[WHAT THE TASK REQUIRES] Please rewrite the listing starting at the line containing "Enumerate the UI" and ending at the line containing "timeline-event-card[interactable]: PEMBERTON S. Assist: TOMOS" as a two-column CSV with the columns instruction and output. Give one row per instruction, placing its text and the text that answers it each in a single quoted field, with line breaks changed to spaces.

[DATA PROVIDED]
----

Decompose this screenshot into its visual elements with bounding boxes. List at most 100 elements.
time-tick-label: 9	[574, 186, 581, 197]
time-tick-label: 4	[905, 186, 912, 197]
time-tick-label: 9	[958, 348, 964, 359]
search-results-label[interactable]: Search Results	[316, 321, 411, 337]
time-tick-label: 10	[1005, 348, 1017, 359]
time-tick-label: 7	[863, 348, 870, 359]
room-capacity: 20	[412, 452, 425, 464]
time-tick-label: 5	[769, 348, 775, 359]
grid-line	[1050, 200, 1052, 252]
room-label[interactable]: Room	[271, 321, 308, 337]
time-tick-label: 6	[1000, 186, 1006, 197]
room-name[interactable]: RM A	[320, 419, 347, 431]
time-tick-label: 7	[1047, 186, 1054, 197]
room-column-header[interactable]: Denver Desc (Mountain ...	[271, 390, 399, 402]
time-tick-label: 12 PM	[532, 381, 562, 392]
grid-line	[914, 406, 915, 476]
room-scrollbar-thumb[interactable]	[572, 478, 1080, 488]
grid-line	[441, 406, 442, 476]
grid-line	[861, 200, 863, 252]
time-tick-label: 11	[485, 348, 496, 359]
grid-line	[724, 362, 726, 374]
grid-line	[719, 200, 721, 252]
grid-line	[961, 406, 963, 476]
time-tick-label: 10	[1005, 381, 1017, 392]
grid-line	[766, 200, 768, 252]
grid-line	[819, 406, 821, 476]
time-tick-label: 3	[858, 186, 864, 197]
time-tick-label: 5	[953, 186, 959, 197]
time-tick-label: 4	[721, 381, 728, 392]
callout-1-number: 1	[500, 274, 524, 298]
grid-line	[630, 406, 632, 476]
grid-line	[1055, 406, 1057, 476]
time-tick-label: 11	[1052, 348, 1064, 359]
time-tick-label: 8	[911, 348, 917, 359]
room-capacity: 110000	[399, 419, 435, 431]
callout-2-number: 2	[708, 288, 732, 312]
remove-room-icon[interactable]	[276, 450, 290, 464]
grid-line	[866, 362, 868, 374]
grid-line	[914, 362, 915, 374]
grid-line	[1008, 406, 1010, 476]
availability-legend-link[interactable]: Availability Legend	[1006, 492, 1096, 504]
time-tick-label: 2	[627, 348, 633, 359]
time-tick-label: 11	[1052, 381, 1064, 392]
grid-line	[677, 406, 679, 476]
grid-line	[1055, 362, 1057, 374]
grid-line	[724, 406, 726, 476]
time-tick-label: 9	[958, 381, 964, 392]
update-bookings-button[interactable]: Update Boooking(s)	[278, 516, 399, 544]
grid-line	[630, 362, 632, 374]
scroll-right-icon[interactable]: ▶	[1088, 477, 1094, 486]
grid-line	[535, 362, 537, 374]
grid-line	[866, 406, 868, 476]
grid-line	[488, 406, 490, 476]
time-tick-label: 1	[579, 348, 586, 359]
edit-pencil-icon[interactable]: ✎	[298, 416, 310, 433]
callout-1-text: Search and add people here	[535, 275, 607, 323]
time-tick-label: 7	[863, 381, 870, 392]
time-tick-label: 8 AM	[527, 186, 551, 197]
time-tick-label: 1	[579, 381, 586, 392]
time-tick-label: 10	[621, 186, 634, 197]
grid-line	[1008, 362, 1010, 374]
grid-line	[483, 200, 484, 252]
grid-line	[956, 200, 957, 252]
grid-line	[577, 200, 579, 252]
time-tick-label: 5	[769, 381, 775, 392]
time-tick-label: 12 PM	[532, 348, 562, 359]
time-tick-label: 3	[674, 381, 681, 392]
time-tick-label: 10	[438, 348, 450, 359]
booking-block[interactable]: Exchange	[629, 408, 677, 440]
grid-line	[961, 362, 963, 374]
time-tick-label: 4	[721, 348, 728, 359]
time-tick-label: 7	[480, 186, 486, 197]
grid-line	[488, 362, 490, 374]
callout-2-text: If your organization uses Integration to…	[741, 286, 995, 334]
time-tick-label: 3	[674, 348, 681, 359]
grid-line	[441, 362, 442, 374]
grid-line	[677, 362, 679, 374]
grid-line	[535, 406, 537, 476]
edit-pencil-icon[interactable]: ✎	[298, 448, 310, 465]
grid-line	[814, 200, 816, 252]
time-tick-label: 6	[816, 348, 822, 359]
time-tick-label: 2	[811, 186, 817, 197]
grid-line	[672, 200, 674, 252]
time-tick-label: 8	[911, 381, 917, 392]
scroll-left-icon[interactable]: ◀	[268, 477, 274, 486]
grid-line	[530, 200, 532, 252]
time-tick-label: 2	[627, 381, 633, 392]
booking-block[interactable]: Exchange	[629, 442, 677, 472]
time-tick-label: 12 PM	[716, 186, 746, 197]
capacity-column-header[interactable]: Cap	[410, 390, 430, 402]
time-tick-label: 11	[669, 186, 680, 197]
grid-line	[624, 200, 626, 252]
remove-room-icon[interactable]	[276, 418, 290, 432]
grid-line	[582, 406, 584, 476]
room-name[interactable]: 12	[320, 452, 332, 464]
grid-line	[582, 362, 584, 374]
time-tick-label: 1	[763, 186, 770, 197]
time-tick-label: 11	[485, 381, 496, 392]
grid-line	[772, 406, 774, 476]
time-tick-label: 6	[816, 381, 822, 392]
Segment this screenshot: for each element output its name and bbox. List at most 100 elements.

----

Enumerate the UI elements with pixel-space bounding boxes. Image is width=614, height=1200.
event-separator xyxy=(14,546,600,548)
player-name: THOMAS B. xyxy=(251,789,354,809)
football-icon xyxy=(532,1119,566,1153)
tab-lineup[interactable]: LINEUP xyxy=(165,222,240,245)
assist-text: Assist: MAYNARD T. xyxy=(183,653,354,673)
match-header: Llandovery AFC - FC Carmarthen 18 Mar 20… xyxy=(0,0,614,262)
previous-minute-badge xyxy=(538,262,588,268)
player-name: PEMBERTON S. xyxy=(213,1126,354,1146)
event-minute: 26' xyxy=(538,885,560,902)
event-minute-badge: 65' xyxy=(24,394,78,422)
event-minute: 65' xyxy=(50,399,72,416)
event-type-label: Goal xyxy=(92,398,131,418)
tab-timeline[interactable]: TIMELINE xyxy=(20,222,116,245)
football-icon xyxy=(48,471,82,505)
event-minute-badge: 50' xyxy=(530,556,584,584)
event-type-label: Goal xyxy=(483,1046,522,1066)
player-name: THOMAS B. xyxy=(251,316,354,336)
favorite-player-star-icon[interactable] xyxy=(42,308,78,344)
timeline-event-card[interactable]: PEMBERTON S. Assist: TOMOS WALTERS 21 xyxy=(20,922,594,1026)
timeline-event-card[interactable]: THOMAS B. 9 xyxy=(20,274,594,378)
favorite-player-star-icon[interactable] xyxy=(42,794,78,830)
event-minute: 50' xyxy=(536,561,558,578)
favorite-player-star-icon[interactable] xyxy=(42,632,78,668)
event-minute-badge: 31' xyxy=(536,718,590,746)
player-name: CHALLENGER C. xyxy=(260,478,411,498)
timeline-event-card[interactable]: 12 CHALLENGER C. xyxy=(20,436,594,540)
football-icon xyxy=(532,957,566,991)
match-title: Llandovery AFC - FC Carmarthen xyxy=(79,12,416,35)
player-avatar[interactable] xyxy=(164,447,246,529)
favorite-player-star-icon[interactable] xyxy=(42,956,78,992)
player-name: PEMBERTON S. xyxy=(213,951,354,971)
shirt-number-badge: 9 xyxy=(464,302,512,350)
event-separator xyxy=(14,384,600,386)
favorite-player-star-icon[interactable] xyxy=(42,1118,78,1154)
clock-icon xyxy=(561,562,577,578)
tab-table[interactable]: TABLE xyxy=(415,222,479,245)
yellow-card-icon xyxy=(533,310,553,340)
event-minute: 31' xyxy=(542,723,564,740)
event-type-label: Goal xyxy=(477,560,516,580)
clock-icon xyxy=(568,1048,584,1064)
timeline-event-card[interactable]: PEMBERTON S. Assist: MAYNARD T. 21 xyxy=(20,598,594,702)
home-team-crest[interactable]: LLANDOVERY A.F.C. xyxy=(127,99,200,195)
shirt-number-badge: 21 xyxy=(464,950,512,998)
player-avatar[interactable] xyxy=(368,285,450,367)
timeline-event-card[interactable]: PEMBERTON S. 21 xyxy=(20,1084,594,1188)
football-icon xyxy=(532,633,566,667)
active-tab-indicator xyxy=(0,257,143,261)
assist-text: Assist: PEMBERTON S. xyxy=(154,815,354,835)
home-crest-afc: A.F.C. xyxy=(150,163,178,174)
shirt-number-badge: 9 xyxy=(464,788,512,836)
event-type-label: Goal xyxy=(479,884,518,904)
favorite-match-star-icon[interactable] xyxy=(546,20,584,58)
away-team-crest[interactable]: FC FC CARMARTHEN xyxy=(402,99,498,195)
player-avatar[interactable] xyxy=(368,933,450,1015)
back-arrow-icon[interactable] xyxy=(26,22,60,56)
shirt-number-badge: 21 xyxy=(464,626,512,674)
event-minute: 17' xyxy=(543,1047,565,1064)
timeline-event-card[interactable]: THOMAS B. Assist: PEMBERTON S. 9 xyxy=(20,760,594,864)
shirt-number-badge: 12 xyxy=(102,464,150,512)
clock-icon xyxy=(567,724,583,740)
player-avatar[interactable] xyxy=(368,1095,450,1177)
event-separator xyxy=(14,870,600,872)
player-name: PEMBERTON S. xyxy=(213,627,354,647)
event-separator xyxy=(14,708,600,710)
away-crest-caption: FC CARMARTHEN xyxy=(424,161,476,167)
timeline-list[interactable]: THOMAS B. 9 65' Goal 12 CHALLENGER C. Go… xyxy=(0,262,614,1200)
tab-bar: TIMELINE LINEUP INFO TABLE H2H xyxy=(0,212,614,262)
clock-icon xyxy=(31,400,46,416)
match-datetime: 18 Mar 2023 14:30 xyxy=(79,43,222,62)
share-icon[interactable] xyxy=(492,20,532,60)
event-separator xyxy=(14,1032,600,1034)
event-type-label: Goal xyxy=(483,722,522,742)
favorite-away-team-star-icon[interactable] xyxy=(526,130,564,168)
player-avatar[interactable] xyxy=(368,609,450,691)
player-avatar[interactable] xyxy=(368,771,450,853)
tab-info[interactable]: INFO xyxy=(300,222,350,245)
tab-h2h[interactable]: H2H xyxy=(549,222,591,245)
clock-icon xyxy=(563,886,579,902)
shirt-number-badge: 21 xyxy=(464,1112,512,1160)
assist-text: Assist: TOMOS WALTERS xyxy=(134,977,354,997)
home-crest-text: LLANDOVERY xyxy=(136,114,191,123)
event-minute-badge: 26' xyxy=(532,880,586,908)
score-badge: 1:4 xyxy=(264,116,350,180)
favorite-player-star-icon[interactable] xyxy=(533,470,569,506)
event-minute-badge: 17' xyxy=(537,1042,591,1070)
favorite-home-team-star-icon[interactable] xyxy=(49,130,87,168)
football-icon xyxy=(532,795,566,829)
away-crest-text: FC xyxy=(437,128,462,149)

----

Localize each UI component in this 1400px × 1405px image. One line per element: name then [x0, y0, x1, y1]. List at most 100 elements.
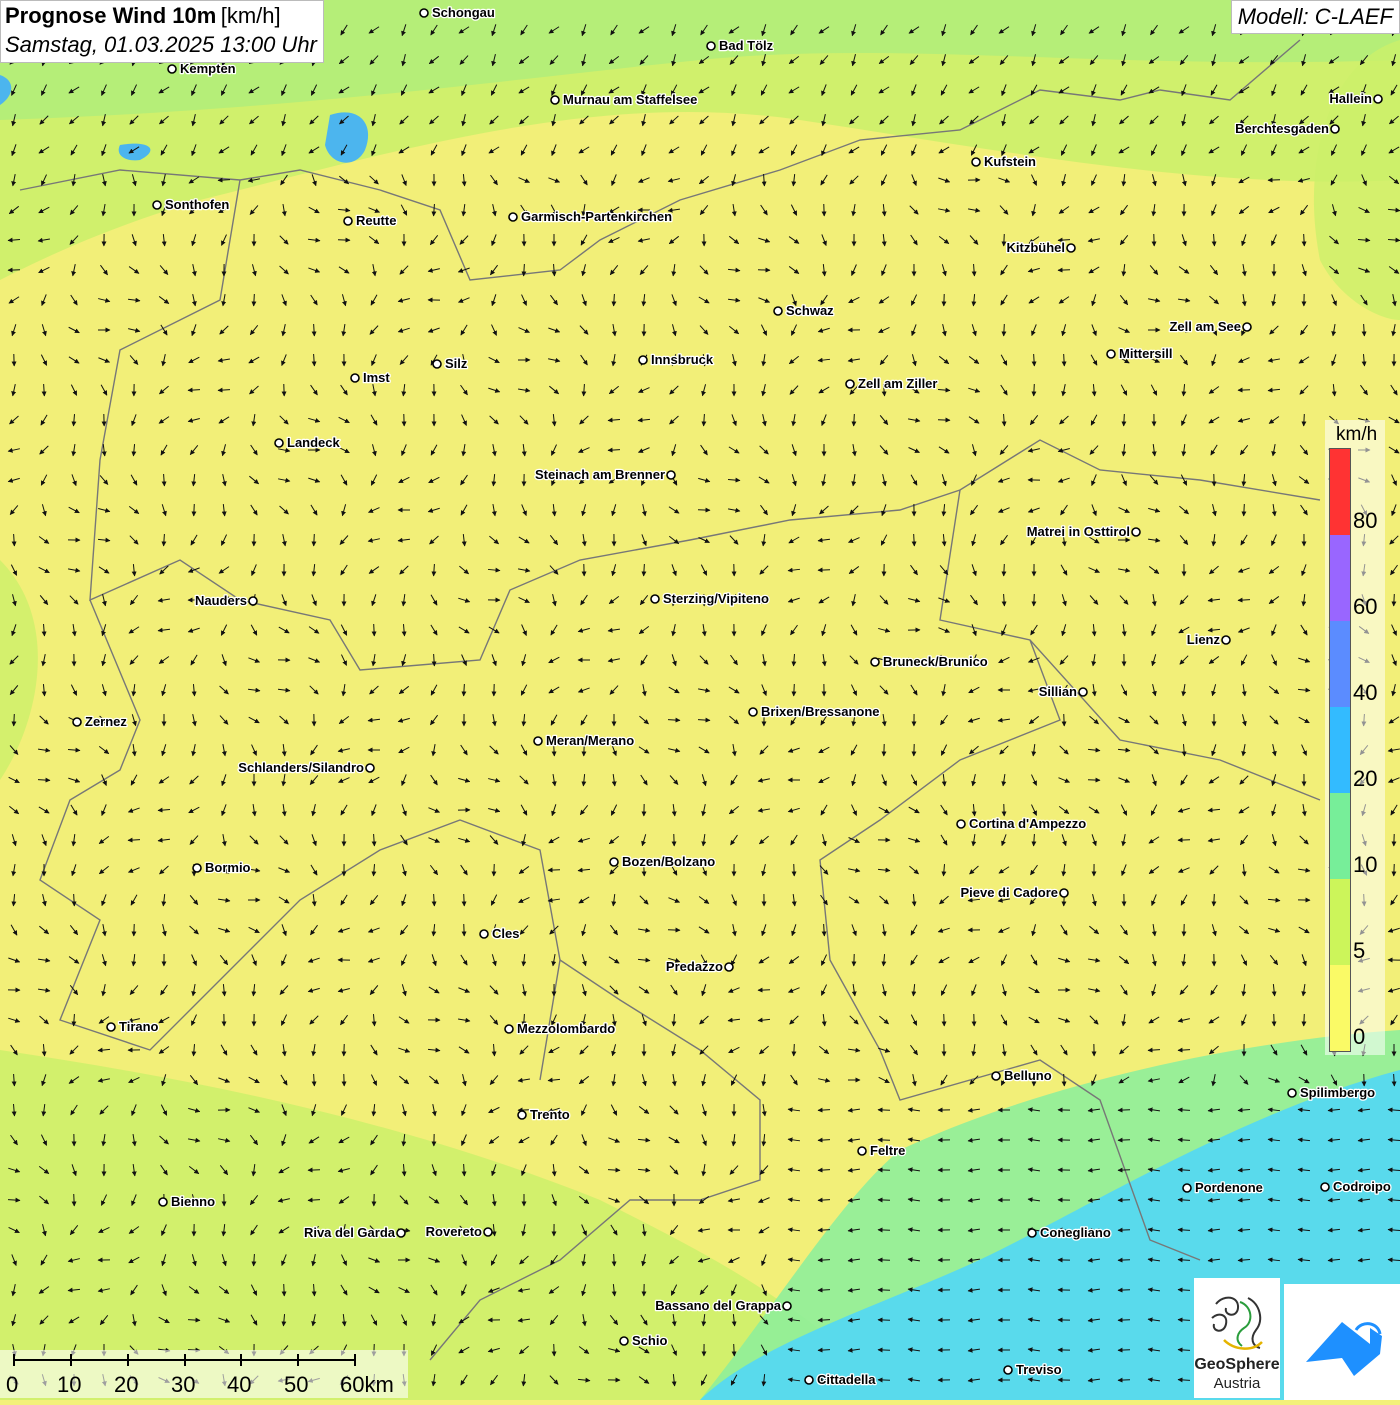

----

[RESPONSE TO THE EXERCISE]
instruction,output
"Enumerate the UI elements with pixel-space bounding boxes. Image is width=614, height=1200.","event-separator xyxy=(14,546,600,548) player-name: THOMAS B. xyxy=(251,789,354,809) football-icon xyxy=(532,1119,566,1153) tab-lineup[interactable]: LINEUP xyxy=(165,222,240,245) assist-text: Assist: MAYNARD T. xyxy=(183,653,354,673) match-header: Llandovery AFC - FC Carmarthen 18 Mar 20… xyxy=(0,0,614,262) previous-minute-badge xyxy=(538,262,588,268) player-name: PEMBERTON S. xyxy=(213,1126,354,1146) event-minute: 26' xyxy=(538,885,560,902) event-minute-badge: 65' xyxy=(24,394,78,422) event-minute: 65' xyxy=(50,399,72,416) event-type-label: Goal xyxy=(92,398,131,418) tab-timeline[interactable]: TIMELINE xyxy=(20,222,116,245) football-icon xyxy=(48,471,82,505) event-minute-badge: 50' xyxy=(530,556,584,584) event-type-label: Goal xyxy=(483,1046,522,1066) player-name: THOMAS B. xyxy=(251,316,354,336) favorite-player-star-icon[interactable] xyxy=(42,308,78,344) timeline-event-card[interactable]: PEMBERTON S. Assist: TOMOS WALTERS 21 xyxy=(20,922,594,1026)"